-- Objective --
In the data below, swap each "o-ring" for "gasket" and reproduce every line otherwise unchanged.

-- Supplied data --
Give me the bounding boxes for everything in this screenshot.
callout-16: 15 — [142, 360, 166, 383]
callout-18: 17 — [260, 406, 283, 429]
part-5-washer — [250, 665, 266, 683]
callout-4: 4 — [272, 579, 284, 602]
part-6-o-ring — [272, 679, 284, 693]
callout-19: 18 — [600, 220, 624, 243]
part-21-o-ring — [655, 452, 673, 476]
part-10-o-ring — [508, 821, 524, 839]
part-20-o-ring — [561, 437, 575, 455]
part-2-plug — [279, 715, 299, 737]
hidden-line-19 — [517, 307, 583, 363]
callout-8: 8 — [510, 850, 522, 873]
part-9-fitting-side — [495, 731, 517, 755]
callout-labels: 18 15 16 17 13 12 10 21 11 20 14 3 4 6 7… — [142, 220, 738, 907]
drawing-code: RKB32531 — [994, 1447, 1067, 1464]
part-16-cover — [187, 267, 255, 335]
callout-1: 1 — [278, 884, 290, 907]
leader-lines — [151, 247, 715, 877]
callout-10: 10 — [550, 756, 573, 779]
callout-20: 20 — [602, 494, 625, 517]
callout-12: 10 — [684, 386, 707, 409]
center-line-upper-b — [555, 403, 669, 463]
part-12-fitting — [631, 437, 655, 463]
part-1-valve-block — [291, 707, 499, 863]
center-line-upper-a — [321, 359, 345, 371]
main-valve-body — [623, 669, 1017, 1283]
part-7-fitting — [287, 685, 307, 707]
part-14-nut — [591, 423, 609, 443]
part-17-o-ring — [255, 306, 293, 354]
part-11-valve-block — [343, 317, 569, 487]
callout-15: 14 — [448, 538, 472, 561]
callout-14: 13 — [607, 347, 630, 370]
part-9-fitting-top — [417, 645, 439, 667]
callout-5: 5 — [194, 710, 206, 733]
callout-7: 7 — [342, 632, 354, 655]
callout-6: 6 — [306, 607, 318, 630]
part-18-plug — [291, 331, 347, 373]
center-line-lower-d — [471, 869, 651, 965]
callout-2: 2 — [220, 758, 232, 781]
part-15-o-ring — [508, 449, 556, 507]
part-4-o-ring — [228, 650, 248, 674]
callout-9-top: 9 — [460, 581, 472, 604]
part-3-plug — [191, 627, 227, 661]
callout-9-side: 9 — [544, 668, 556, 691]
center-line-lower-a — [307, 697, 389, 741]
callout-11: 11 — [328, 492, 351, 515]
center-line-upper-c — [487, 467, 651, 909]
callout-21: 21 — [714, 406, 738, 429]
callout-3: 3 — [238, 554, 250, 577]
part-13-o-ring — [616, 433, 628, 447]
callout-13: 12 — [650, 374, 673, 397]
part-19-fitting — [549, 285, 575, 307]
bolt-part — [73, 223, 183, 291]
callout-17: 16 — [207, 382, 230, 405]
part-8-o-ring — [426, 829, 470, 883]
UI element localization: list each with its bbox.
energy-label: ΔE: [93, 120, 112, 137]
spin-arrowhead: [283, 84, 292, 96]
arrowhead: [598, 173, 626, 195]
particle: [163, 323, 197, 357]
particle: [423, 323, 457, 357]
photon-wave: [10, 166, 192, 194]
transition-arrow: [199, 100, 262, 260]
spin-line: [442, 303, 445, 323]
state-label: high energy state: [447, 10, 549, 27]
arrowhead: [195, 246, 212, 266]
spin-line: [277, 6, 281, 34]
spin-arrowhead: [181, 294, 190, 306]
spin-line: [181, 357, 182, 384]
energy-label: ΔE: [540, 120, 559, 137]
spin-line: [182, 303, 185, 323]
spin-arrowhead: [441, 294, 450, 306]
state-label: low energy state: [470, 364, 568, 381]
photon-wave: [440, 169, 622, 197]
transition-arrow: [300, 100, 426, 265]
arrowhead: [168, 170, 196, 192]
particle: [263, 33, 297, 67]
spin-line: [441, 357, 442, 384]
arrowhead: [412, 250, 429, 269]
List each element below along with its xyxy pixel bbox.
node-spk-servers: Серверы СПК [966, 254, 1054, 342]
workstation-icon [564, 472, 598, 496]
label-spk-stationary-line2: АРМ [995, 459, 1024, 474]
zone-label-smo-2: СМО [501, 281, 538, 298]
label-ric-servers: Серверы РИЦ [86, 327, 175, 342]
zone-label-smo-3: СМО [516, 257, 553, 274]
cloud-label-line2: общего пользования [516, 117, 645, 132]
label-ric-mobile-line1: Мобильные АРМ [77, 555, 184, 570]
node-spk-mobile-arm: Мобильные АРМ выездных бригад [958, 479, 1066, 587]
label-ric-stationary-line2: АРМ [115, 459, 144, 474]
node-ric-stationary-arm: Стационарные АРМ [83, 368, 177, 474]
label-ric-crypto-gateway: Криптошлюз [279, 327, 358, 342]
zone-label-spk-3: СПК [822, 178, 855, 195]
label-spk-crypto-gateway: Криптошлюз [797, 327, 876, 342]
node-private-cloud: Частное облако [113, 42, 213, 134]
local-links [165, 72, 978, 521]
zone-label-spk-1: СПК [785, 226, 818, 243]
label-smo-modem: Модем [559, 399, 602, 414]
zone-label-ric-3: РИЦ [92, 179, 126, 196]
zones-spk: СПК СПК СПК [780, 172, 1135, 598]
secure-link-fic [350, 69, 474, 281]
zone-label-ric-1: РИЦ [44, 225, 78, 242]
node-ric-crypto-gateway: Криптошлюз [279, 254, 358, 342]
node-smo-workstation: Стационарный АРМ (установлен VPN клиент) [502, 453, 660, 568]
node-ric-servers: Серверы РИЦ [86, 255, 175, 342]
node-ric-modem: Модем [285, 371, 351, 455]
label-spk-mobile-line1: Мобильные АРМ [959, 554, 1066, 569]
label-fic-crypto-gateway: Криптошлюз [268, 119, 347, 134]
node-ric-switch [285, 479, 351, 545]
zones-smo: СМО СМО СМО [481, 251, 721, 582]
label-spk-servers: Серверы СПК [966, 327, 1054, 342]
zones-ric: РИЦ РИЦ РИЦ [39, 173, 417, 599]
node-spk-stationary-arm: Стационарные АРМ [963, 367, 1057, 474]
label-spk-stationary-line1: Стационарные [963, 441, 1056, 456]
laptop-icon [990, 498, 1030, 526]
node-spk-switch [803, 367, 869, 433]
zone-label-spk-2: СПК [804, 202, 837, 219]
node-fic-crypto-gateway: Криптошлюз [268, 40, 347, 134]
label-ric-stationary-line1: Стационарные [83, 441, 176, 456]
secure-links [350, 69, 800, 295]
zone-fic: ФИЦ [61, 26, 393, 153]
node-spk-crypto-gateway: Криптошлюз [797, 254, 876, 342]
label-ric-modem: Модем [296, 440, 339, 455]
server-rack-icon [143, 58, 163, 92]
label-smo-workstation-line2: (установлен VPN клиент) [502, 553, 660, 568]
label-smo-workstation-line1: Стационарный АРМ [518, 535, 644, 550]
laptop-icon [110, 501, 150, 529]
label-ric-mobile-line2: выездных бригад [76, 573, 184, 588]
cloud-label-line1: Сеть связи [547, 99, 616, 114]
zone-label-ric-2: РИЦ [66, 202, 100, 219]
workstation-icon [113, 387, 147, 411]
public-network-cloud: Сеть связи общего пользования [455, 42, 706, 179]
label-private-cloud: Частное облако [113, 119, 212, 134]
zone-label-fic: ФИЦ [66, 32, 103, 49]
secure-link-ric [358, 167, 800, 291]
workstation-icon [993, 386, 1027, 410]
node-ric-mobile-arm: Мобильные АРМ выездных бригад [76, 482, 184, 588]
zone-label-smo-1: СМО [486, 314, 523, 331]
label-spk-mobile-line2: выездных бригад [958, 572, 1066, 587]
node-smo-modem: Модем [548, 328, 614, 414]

-- The completed task --
Give me the bounding boxes for everything in this screenshot.
callout-16: 15 — [142, 360, 166, 383]
callout-18: 17 — [260, 406, 283, 429]
part-5-washer — [250, 665, 266, 683]
callout-4: 4 — [272, 579, 284, 602]
part-6-gasket — [272, 679, 284, 693]
callout-19: 18 — [600, 220, 624, 243]
part-21-gasket — [655, 452, 673, 476]
part-10-gasket — [508, 821, 524, 839]
part-20-gasket — [561, 437, 575, 455]
part-2-plug — [279, 715, 299, 737]
hidden-line-19 — [517, 307, 583, 363]
callout-8: 8 — [510, 850, 522, 873]
part-9-fitting-side — [495, 731, 517, 755]
callout-labels: 18 15 16 17 13 12 10 21 11 20 14 3 4 6 7… — [142, 220, 738, 907]
drawing-code: RKB32531 — [994, 1447, 1067, 1464]
part-16-cover — [187, 267, 255, 335]
callout-1: 1 — [278, 884, 290, 907]
leader-lines — [151, 247, 715, 877]
callout-10: 10 — [550, 756, 573, 779]
callout-20: 20 — [602, 494, 625, 517]
callout-12: 10 — [684, 386, 707, 409]
center-line-upper-b — [555, 403, 669, 463]
part-12-fitting — [631, 437, 655, 463]
part-1-valve-block — [291, 707, 499, 863]
center-line-upper-a — [321, 359, 345, 371]
main-valve-body — [623, 669, 1017, 1283]
part-7-fitting — [287, 685, 307, 707]
part-14-nut — [591, 423, 609, 443]
part-17-gasket — [255, 306, 293, 354]
part-11-valve-block — [343, 317, 569, 487]
callout-15: 14 — [448, 538, 472, 561]
callout-14: 13 — [607, 347, 630, 370]
part-9-fitting-top — [417, 645, 439, 667]
callout-5: 5 — [194, 710, 206, 733]
callout-7: 7 — [342, 632, 354, 655]
callout-6: 6 — [306, 607, 318, 630]
part-18-plug — [291, 331, 347, 373]
center-line-lower-d — [471, 869, 651, 965]
callout-2: 2 — [220, 758, 232, 781]
part-15-gasket — [508, 449, 556, 507]
part-4-gasket — [228, 650, 248, 674]
callout-9-top: 9 — [460, 581, 472, 604]
part-3-plug — [191, 627, 227, 661]
callout-9-side: 9 — [544, 668, 556, 691]
center-line-lower-a — [307, 697, 389, 741]
callout-11: 11 — [328, 492, 351, 515]
center-line-upper-c — [487, 467, 651, 909]
callout-21: 21 — [714, 406, 738, 429]
callout-3: 3 — [238, 554, 250, 577]
part-13-gasket — [616, 433, 628, 447]
callout-13: 12 — [650, 374, 673, 397]
part-19-fitting — [549, 285, 575, 307]
bolt-part — [73, 223, 183, 291]
callout-17: 16 — [207, 382, 230, 405]
part-8-gasket — [426, 829, 470, 883]
UI element localization: list each with its bbox.
energy-label: ΔE: [93, 120, 112, 137]
spin-arrowhead: [283, 84, 292, 96]
arrowhead: [598, 173, 626, 195]
particle: [163, 323, 197, 357]
particle: [423, 323, 457, 357]
photon-wave: [10, 166, 192, 194]
transition-arrow: [199, 100, 262, 260]
spin-line: [442, 303, 445, 323]
state-label: high energy state: [447, 10, 549, 27]
arrowhead: [195, 246, 212, 266]
spin-line: [277, 6, 281, 34]
spin-arrowhead: [181, 294, 190, 306]
spin-line: [181, 357, 182, 384]
energy-label: ΔE: [540, 120, 559, 137]
spin-line: [182, 303, 185, 323]
spin-arrowhead: [441, 294, 450, 306]
state-label: low energy state: [470, 364, 568, 381]
photon-wave: [440, 169, 622, 197]
transition-arrow: [300, 100, 426, 265]
arrowhead: [168, 170, 196, 192]
particle: [263, 33, 297, 67]
spin-line: [441, 357, 442, 384]
arrowhead: [412, 250, 429, 269]
List each element below along with its xyxy pixel bbox.
node-spk-servers: Серверы СПК [966, 254, 1054, 342]
workstation-icon [564, 472, 598, 496]
label-spk-stationary-line2: АРМ [995, 459, 1024, 474]
zone-label-smo-2: СМО [501, 281, 538, 298]
label-ric-servers: Серверы РИЦ [86, 327, 175, 342]
zone-label-smo-3: СМО [516, 257, 553, 274]
cloud-label-line2: общего пользования [516, 117, 645, 132]
label-ric-mobile-line1: Мобильные АРМ [77, 555, 184, 570]
node-spk-mobile-arm: Мобильные АРМ выездных бригад [958, 479, 1066, 587]
label-ric-stationary-line2: АРМ [115, 459, 144, 474]
node-ric-stationary-arm: Стационарные АРМ [83, 368, 177, 474]
label-ric-crypto-gateway: Криптошлюз [279, 327, 358, 342]
zone-label-spk-3: СПК [822, 178, 855, 195]
label-spk-crypto-gateway: Криптошлюз [797, 327, 876, 342]
node-private-cloud: Частное облако [113, 42, 213, 134]
local-links [165, 72, 978, 521]
zone-label-spk-1: СПК [785, 226, 818, 243]
label-smo-modem: Модем [559, 399, 602, 414]
zone-label-ric-3: РИЦ [92, 179, 126, 196]
zones-spk: СПК СПК СПК [780, 172, 1135, 598]
secure-link-fic [350, 69, 474, 281]
zone-label-ric-1: РИЦ [44, 225, 78, 242]
node-ric-crypto-gateway: Криптошлюз [279, 254, 358, 342]
node-smo-workstation: Стационарный АРМ (установлен VPN клиент) [502, 453, 660, 568]
node-ric-servers: Серверы РИЦ [86, 255, 175, 342]
node-ric-modem: Модем [285, 371, 351, 455]
label-spk-mobile-line1: Мобильные АРМ [959, 554, 1066, 569]
label-fic-crypto-gateway: Криптошлюз [268, 119, 347, 134]
node-ric-switch [285, 479, 351, 545]
zones-smo: СМО СМО СМО [481, 251, 721, 582]
label-spk-servers: Серверы СПК [966, 327, 1054, 342]
zones-ric: РИЦ РИЦ РИЦ [39, 173, 417, 599]
node-spk-stationary-arm: Стационарные АРМ [963, 367, 1057, 474]
label-spk-stationary-line1: Стационарные [963, 441, 1056, 456]
laptop-icon [990, 498, 1030, 526]
node-spk-switch [803, 367, 869, 433]
zone-label-spk-2: СПК [804, 202, 837, 219]
node-fic-crypto-gateway: Криптошлюз [268, 40, 347, 134]
label-ric-stationary-line1: Стационарные [83, 441, 176, 456]
secure-links [350, 69, 800, 295]
zone-fic: ФИЦ [61, 26, 393, 153]
node-spk-crypto-gateway: Криптошлюз [797, 254, 876, 342]
label-ric-modem: Модем [296, 440, 339, 455]
server-rack-icon [143, 58, 163, 92]
label-smo-workstation-line2: (установлен VPN клиент) [502, 553, 660, 568]
label-smo-workstation-line1: Стационарный АРМ [518, 535, 644, 550]
laptop-icon [110, 501, 150, 529]
label-ric-mobile-line2: выездных бригад [76, 573, 184, 588]
cloud-label-line1: Сеть связи [547, 99, 616, 114]
zone-label-ric-2: РИЦ [66, 202, 100, 219]
workstation-icon [113, 387, 147, 411]
public-network-cloud: Сеть связи общего пользования [455, 42, 706, 179]
label-private-cloud: Частное облако [113, 119, 212, 134]
zone-label-fic: ФИЦ [66, 32, 103, 49]
secure-link-ric [358, 167, 800, 291]
workstation-icon [993, 386, 1027, 410]
node-ric-mobile-arm: Мобильные АРМ выездных бригад [76, 482, 184, 588]
zone-label-smo-1: СМО [486, 314, 523, 331]
label-spk-mobile-line2: выездных бригад [958, 572, 1066, 587]
node-smo-modem: Модем [548, 328, 614, 414]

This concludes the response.